-- BEGIN --
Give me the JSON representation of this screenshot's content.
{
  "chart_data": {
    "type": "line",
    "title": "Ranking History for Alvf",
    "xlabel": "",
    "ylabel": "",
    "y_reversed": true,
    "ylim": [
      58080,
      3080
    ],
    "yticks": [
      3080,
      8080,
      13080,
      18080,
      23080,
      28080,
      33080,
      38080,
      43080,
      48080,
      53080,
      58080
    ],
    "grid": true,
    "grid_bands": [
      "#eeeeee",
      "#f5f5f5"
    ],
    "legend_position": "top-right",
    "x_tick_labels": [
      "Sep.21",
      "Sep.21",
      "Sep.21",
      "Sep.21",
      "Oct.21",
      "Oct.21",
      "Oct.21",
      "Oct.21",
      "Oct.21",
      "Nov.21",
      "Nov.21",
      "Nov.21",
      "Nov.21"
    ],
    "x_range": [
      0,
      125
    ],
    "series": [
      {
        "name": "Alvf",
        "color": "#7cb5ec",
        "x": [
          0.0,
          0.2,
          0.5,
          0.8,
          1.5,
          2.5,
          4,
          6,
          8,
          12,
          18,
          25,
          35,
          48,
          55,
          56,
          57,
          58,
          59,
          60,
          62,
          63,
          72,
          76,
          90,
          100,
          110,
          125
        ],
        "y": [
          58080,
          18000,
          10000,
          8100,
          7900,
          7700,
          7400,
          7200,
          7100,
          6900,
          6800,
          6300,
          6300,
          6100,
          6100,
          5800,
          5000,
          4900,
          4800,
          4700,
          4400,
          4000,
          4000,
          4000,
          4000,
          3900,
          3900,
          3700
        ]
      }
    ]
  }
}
-- END --
-- BEGIN --
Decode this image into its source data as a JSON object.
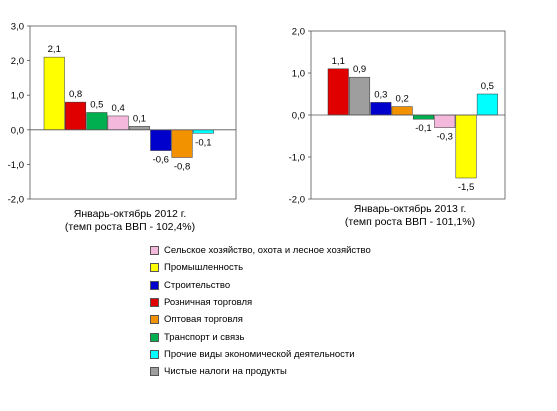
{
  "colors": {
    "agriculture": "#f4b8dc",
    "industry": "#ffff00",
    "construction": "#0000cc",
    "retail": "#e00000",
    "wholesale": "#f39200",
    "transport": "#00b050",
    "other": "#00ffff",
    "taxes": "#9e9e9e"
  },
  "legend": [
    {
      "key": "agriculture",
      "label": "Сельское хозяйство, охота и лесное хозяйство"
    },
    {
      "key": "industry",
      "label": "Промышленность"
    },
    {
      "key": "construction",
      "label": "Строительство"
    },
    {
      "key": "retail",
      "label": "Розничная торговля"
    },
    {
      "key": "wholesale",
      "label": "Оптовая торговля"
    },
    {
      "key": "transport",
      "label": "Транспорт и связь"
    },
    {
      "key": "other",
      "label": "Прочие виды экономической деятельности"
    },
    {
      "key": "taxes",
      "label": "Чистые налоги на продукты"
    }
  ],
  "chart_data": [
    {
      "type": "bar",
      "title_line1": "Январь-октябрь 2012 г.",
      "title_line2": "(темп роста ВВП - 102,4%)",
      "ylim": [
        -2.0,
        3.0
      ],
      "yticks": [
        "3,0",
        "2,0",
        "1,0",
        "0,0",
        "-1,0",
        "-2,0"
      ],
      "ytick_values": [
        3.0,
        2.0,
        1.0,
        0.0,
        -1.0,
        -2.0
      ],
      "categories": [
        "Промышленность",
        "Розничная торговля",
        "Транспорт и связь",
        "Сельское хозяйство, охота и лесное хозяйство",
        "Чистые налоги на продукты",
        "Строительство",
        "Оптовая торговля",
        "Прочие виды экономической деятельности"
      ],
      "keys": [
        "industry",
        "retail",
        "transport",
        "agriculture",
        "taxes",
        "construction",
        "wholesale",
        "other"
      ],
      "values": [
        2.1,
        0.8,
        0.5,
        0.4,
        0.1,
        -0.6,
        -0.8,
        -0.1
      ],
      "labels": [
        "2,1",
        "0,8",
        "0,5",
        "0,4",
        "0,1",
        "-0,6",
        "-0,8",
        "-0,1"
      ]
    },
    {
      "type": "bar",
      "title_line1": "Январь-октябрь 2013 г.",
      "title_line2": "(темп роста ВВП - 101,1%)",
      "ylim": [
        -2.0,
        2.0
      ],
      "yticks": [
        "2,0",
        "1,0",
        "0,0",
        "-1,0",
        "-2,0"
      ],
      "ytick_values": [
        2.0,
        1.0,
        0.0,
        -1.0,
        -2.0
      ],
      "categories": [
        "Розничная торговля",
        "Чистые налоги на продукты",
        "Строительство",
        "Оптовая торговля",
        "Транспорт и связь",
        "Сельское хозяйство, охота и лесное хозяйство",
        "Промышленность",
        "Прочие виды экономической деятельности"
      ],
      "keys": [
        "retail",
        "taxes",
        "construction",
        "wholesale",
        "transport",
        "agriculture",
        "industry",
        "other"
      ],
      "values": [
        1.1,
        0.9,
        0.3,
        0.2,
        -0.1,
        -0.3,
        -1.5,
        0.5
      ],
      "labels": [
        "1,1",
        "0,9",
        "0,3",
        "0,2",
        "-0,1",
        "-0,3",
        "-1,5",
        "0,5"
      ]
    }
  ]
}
-- END --
-- BEGIN --
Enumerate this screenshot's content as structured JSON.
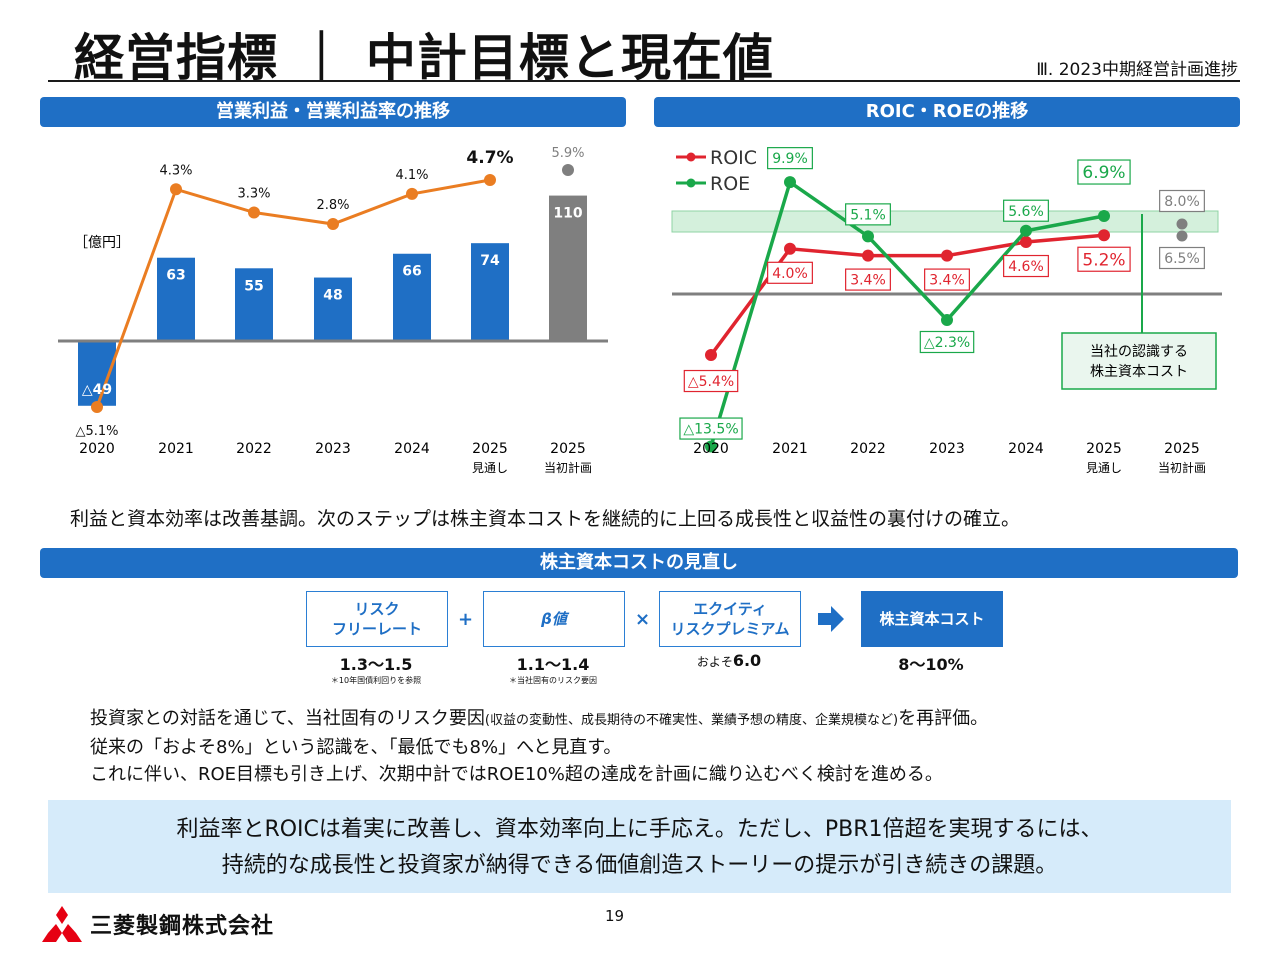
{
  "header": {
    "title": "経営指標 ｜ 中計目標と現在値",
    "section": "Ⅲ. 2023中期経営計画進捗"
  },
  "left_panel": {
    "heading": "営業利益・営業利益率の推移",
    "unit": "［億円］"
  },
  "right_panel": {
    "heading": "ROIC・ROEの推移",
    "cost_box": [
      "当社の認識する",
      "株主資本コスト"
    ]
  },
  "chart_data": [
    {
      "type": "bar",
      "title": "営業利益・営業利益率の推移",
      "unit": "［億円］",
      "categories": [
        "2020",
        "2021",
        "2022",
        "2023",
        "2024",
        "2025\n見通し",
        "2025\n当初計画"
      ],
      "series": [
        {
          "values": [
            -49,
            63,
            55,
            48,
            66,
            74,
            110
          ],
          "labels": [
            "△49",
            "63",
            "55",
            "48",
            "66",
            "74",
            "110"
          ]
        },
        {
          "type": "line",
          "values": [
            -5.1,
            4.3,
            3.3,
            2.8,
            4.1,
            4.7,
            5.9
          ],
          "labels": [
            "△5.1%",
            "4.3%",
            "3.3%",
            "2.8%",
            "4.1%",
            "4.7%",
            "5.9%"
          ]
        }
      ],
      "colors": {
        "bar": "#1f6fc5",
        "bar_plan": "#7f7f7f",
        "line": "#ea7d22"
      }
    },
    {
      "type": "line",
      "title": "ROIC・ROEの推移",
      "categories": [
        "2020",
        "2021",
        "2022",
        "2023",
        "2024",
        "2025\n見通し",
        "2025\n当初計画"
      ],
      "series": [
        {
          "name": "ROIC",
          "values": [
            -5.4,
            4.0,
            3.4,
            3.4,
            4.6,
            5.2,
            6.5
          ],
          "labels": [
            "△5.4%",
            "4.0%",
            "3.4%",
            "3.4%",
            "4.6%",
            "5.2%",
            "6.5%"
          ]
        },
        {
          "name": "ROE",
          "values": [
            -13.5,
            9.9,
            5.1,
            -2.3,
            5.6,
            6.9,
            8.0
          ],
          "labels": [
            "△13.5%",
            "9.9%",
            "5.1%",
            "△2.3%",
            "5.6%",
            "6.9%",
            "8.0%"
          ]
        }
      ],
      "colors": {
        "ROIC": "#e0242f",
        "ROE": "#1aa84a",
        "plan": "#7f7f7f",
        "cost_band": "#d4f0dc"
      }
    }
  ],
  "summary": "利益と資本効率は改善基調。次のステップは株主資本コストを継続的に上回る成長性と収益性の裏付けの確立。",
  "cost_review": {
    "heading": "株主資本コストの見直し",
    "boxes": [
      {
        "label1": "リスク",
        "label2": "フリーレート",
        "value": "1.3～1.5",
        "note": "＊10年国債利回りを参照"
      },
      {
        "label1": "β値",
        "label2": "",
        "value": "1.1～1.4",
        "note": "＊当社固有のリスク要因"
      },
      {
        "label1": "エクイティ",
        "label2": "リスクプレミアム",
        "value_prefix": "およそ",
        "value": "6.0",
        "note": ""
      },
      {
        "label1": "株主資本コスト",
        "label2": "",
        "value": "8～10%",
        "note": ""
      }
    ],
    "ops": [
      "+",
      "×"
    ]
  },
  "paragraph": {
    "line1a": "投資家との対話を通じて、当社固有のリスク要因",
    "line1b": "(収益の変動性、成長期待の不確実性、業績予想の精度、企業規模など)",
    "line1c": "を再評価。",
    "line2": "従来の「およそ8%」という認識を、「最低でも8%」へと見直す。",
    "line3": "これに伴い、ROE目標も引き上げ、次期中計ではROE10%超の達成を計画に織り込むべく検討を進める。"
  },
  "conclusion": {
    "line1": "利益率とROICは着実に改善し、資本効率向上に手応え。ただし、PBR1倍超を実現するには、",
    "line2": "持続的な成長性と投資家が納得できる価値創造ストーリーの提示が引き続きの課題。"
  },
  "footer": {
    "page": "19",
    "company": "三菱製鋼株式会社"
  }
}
-- END --
INSTRUCTION — Return every line above that contains the word "JSON".

EXERCISE RESPONSE —
Give me the JSON representation of this screenshot's content.
Decode this image into its source data as a JSON object.
Enumerate this screenshot's content as structured JSON.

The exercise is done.